> **TASK BRIEF**
Word for word, give the material below again, minus any images.

> **Records**
###

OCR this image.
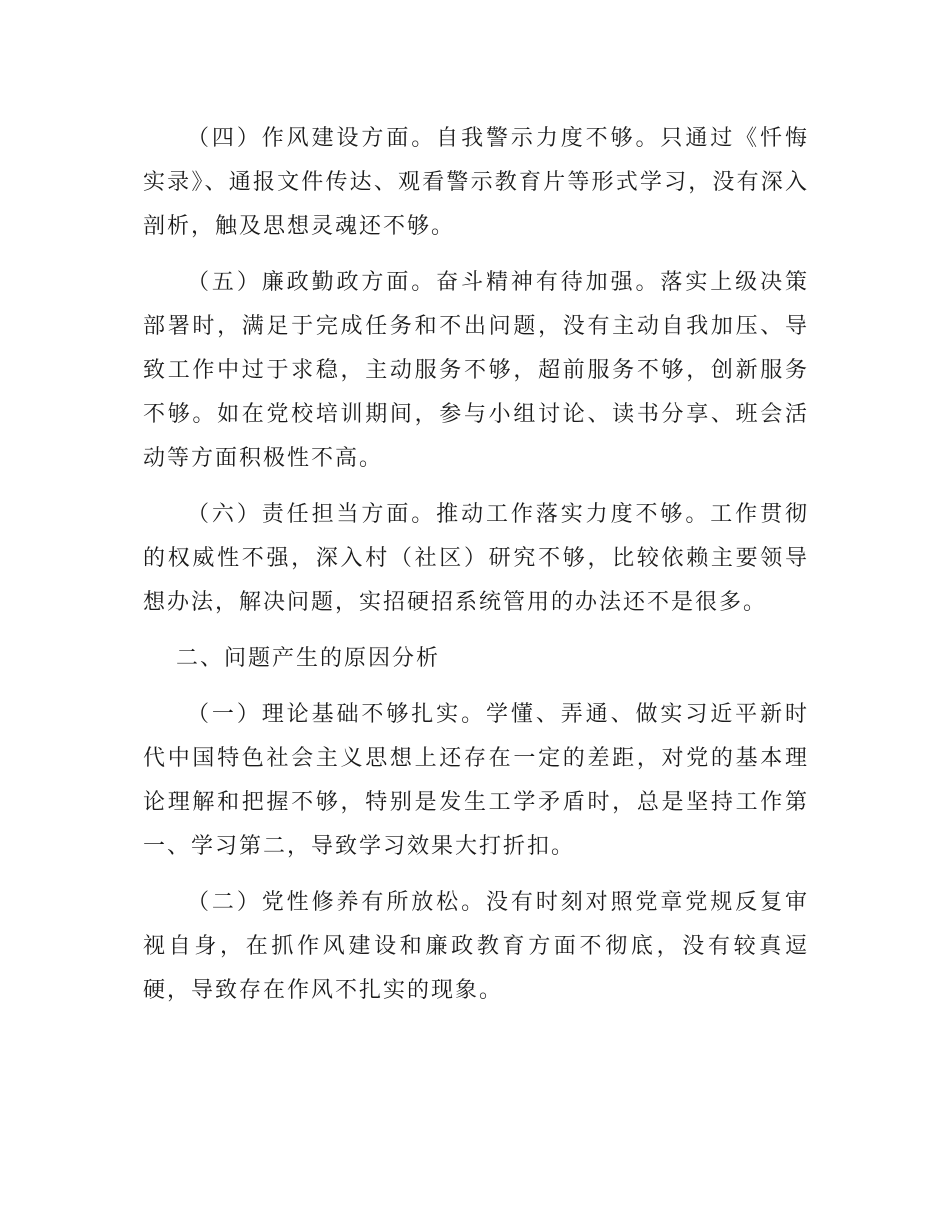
（四）作风建设方面。自我警示力度不够。只通过《忏悔实录》、通报文件传达、观看警示教育片等形式学习，没有深入剖析，触及思想灵魂还不够。

（五）廉政勤政方面。奋斗精神有待加强。落实上级决策部署时，满足于完成任务和不出问题，没有主动自我加压、导致工作中过于求稳，主动服务不够，超前服务不够，创新服务不够。如在党校培训期间，参与小组讨论、读书分享、班会活动等方面积极性不高。

（六）责任担当方面。推动工作落实力度不够。工作贯彻的权威性不强，深入村（社区）研究不够，比较依赖主要领导想办法，解决问题，实招硬招系统管用的办法还不是很多。

二、问题产生的原因分析

（一）理论基础不够扎实。学懂、弄通、做实习近平新时代中国特色社会主义思想上还存在一定的差距，对党的基本理论理解和把握不够，特别是发生工学矛盾时，总是坚持工作第一、学习第二，导致学习效果大打折扣。

（二）党性修养有所放松。没有时刻对照党章党规反复审视自身，在抓作风建设和廉政教育方面不彻底，没有较真逗硬，导致存在作风不扎实的现象。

###

> **FINAL RESULT**
OCR this image.
（四）作风建设方面。自我警示力度不够。只通过《忏悔实录》、通报文件传达、观看警示教育片等形式学习，没有深入剖析，触及思想灵魂还不够。

（五）廉政勤政方面。奋斗精神有待加强。落实上级决策部署时，满足于完成任务和不出问题，没有主动自我加压、导致工作中过于求稳，主动服务不够，超前服务不够，创新服务不够。如在党校培训期间，参与小组讨论、读书分享、班会活动等方面积极性不高。

（六）责任担当方面。推动工作落实力度不够。工作贯彻的权威性不强，深入村（社区）研究不够，比较依赖主要领导想办法，解决问题，实招硬招系统管用的办法还不是很多。

二、问题产生的原因分析

（一）理论基础不够扎实。学懂、弄通、做实习近平新时代中国特色社会主义思想上还存在一定的差距，对党的基本理论理解和把握不够，特别是发生工学矛盾时，总是坚持工作第一、学习第二，导致学习效果大打折扣。

（二）党性修养有所放松。没有时刻对照党章党规反复审视自身，在抓作风建设和廉政教育方面不彻底，没有较真逗硬，导致存在作风不扎实的现象。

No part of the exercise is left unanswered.